[Instructions for the task]:
Give the entries again exactly, every one of them.

[Begin Input records]

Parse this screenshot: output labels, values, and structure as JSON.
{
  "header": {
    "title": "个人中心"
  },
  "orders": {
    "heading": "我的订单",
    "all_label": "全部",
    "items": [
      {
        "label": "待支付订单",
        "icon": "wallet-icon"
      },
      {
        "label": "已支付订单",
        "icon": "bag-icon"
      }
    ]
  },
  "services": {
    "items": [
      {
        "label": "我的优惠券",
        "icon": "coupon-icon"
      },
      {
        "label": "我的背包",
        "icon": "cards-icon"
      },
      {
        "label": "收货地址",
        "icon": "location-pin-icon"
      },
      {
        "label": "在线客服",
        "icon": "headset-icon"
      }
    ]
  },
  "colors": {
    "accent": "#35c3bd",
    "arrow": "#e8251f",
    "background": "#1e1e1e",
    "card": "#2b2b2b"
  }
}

[End Input records]

[Response to the task]:
Parse this screenshot: output labels, values, and structure as JSON.
{
  "header": {
    "title": "个人中心"
  },
  "orders": {
    "heading": "我的订单",
    "all_label": "全部",
    "items": [
      {
        "label": "待支付订单",
        "icon": "wallet-icon"
      },
      {
        "label": "已支付订单",
        "icon": "bag-icon"
      }
    ]
  },
  "services": {
    "items": [
      {
        "label": "我的优惠券",
        "icon": "coupon-icon"
      },
      {
        "label": "我的背包",
        "icon": "cards-icon"
      },
      {
        "label": "收货地址",
        "icon": "location-pin-icon"
      },
      {
        "label": "在线客服",
        "icon": "headset-icon"
      }
    ]
  },
  "colors": {
    "accent": "#35c3bd",
    "arrow": "#e8251f",
    "background": "#1e1e1e",
    "card": "#2b2b2b"
  }
}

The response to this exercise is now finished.